## What is required
In the material below, find each line holding the string "思想文化" and copy it.

=== Record list ===

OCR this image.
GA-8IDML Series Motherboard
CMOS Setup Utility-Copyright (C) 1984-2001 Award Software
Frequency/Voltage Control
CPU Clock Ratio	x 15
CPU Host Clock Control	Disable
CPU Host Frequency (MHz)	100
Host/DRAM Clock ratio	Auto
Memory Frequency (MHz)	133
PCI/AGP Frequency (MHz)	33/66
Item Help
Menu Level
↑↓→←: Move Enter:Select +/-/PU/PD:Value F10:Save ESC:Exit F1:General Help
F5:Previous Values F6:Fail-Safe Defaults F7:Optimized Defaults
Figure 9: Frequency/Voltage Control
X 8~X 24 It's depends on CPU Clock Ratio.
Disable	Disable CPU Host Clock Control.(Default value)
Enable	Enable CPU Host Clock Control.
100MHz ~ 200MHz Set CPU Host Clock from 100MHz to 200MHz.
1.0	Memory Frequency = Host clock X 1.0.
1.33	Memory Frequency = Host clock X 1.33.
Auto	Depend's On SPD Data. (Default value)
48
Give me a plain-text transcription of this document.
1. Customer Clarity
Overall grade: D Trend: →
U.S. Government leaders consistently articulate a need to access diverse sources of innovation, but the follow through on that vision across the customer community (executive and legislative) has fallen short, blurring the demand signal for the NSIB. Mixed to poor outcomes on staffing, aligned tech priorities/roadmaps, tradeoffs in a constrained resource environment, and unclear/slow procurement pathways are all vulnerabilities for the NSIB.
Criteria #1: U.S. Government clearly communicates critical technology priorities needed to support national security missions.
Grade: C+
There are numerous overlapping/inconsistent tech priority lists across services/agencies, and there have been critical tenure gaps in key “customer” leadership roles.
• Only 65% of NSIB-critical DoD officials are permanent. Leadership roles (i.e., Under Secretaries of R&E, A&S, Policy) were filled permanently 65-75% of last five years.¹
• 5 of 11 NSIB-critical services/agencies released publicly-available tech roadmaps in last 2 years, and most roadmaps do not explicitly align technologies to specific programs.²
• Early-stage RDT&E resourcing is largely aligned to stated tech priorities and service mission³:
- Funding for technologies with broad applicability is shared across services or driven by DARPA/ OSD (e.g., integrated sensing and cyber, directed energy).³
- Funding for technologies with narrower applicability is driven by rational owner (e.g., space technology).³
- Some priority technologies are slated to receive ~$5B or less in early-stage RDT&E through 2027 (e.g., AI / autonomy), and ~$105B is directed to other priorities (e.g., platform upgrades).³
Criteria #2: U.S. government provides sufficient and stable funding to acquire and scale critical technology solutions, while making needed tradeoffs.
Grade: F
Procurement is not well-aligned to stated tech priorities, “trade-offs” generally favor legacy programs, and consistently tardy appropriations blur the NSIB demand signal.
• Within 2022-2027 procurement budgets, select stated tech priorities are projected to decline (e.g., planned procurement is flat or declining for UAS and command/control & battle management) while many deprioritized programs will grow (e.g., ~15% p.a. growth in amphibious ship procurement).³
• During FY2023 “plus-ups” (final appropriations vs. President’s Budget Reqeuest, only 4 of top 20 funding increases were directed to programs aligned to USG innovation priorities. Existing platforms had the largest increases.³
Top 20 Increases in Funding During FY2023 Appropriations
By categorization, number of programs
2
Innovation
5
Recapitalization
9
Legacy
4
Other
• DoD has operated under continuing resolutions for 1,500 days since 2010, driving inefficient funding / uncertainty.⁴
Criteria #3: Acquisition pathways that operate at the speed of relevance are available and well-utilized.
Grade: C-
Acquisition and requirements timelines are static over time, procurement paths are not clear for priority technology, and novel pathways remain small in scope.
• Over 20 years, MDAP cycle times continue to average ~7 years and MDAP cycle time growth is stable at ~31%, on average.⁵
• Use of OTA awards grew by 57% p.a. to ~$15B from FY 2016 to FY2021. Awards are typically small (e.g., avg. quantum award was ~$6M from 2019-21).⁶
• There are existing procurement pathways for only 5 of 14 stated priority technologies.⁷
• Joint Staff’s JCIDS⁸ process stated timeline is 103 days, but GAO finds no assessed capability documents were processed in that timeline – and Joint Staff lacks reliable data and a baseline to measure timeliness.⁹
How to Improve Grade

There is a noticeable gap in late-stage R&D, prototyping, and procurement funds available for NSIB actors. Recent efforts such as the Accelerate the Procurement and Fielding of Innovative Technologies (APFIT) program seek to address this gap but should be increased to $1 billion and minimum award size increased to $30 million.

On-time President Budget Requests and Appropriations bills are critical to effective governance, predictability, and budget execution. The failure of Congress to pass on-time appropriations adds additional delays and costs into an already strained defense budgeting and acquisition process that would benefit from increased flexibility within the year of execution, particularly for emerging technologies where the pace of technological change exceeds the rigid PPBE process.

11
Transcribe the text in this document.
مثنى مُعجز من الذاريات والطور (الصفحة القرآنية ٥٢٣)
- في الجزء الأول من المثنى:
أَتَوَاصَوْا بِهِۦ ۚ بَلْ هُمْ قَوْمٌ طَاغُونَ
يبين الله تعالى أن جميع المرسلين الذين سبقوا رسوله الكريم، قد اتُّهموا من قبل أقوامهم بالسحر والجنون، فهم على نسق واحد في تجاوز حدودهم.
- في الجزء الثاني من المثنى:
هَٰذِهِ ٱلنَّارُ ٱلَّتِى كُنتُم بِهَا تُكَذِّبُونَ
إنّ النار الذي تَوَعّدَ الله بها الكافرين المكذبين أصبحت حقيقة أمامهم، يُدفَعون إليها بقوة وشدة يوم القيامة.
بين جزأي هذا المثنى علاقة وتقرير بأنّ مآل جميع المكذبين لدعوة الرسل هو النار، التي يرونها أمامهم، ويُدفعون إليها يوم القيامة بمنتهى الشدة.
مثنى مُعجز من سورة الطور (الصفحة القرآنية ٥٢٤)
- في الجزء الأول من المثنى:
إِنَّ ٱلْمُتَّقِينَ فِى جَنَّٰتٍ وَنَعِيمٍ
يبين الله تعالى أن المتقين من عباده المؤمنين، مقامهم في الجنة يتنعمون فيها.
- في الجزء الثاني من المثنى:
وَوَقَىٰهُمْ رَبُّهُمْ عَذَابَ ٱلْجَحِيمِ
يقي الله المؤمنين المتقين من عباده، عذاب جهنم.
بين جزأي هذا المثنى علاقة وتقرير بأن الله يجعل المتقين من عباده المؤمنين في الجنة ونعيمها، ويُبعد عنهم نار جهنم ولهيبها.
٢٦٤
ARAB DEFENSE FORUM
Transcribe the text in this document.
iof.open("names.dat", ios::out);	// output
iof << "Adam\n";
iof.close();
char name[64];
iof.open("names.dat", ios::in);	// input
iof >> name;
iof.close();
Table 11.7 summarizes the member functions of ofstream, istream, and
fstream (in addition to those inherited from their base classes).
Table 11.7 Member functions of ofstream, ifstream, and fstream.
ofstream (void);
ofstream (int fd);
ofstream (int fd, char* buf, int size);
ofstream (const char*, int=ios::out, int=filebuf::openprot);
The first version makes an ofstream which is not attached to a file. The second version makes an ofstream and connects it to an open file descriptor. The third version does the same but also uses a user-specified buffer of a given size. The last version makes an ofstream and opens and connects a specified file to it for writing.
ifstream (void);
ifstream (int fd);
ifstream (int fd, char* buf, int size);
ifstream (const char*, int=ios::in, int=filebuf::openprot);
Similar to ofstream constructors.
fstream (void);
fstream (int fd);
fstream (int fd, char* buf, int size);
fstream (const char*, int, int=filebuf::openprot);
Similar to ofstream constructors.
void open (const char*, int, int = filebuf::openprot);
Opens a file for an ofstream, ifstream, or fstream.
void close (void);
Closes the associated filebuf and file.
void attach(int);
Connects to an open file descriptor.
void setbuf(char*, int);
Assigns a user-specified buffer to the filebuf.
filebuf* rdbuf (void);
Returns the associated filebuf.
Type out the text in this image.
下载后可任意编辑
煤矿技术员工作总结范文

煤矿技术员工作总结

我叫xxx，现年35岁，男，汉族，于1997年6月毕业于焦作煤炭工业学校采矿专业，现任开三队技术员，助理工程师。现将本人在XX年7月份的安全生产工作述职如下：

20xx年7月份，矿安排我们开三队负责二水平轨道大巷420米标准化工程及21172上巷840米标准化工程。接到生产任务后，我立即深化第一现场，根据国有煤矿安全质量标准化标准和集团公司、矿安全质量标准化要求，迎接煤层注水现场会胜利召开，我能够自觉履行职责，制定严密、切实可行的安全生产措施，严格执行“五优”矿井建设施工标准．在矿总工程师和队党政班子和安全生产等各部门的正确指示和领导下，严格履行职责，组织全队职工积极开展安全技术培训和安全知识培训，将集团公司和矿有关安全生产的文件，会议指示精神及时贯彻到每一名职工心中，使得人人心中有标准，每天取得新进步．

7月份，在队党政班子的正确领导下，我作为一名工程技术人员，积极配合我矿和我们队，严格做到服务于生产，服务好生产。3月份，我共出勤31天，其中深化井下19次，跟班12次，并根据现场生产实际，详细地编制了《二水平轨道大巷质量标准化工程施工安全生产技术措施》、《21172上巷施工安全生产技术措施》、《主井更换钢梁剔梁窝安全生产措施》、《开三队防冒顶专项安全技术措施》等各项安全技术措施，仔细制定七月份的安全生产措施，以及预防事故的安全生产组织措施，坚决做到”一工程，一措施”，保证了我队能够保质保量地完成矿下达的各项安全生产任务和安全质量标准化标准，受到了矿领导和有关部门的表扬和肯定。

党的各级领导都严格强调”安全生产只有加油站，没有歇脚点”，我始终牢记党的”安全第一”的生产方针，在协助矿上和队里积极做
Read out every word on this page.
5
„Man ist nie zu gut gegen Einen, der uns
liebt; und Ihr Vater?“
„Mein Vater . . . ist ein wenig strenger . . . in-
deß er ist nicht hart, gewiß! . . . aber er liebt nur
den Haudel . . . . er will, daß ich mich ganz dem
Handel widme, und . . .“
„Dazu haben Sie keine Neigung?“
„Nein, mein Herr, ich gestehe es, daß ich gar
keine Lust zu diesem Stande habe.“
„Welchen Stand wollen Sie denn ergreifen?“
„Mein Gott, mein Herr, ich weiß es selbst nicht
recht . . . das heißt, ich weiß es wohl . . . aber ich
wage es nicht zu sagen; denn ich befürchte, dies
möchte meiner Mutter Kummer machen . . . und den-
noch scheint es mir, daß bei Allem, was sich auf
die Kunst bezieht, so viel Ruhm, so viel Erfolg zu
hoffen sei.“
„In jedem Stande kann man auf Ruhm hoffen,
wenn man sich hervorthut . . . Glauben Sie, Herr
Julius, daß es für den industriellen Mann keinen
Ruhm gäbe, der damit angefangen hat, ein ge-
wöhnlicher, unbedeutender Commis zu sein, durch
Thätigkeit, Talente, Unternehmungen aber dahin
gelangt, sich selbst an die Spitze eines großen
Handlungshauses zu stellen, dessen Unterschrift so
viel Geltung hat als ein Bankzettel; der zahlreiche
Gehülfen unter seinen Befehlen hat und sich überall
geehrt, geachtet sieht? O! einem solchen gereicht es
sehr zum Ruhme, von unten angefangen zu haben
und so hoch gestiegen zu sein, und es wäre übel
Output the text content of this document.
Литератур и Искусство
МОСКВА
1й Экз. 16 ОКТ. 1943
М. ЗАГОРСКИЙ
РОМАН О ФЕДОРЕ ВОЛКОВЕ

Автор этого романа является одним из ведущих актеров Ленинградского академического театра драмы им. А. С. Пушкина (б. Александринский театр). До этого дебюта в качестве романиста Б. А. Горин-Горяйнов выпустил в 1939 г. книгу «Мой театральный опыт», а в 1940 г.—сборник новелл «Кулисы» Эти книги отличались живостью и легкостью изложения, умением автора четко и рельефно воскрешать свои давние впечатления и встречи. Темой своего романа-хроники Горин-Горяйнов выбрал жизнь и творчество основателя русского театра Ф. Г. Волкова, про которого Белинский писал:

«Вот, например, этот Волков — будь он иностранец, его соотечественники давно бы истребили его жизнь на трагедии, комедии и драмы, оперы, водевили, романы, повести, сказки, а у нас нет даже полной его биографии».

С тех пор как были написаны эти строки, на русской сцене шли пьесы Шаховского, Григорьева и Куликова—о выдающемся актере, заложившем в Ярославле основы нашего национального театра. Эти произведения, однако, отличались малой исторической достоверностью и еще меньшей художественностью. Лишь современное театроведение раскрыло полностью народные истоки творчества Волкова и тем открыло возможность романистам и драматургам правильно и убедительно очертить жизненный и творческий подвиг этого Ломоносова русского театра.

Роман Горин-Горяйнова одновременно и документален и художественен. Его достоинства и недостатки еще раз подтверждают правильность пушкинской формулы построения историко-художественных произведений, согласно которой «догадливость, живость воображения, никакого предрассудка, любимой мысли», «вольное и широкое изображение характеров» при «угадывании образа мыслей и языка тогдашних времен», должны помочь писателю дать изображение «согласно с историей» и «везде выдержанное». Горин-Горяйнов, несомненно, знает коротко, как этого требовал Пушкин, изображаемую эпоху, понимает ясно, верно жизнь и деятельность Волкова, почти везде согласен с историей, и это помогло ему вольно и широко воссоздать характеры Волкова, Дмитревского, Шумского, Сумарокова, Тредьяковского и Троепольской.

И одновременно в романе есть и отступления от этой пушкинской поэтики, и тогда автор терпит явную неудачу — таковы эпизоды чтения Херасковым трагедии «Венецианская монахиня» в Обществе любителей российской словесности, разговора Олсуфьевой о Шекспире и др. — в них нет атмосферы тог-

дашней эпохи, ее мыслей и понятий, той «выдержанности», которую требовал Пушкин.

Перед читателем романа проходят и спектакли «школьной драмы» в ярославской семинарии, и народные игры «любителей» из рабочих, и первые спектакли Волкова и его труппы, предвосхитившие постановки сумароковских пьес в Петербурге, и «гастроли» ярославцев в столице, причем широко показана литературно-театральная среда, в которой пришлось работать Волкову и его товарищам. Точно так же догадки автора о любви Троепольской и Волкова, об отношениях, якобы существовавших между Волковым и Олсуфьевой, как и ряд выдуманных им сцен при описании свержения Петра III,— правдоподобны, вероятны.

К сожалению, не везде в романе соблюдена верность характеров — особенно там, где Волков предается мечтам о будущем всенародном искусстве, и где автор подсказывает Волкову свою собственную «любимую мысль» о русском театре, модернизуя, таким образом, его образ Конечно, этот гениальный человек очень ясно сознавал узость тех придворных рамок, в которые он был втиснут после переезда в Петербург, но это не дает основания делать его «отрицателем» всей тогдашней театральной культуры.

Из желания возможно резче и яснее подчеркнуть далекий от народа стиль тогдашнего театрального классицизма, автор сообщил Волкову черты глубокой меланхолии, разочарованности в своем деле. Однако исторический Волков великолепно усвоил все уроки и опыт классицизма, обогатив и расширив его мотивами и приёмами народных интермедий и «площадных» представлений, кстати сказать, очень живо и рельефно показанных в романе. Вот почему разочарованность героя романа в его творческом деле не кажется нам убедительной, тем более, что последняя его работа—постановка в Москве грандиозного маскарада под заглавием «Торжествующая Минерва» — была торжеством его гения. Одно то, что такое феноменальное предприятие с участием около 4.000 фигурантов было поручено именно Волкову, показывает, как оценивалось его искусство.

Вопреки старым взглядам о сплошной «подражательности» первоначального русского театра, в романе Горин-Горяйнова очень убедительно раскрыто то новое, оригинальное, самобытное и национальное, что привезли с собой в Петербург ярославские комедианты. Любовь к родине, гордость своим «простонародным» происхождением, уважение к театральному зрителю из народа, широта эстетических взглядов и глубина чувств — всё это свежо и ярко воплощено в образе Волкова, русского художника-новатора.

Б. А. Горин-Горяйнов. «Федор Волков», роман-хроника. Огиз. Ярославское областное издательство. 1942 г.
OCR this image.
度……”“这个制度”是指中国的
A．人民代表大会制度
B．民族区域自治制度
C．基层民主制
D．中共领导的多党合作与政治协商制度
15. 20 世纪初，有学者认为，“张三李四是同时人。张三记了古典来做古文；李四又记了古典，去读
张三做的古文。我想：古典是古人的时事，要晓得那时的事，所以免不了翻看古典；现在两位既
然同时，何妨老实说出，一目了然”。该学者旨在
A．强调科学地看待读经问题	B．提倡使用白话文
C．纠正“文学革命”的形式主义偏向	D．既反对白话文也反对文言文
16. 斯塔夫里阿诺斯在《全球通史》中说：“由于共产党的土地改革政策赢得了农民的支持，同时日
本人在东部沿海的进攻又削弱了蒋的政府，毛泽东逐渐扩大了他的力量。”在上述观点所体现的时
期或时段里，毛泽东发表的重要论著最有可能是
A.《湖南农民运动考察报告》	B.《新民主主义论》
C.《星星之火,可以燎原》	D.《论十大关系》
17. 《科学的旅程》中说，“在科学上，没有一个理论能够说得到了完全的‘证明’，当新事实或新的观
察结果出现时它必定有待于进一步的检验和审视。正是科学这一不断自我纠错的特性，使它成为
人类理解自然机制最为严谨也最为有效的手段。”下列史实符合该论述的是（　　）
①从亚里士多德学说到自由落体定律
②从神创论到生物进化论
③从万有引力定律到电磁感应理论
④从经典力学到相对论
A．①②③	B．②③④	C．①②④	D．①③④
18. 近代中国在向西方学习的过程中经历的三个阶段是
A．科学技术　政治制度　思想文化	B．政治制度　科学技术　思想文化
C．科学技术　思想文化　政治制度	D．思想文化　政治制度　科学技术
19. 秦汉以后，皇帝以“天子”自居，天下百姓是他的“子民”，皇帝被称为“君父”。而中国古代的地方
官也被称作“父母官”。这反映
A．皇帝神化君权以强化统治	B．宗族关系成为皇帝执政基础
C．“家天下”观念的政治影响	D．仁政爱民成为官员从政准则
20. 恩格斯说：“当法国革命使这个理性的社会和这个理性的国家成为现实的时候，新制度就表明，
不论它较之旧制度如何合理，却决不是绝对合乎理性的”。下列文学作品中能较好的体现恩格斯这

===

## Task solution
A．科学技术　政治制度　思想文化	B．政治制度　科学技术　思想文化
C．科学技术　思想文化　政治制度	D．思想文化　政治制度　科学技术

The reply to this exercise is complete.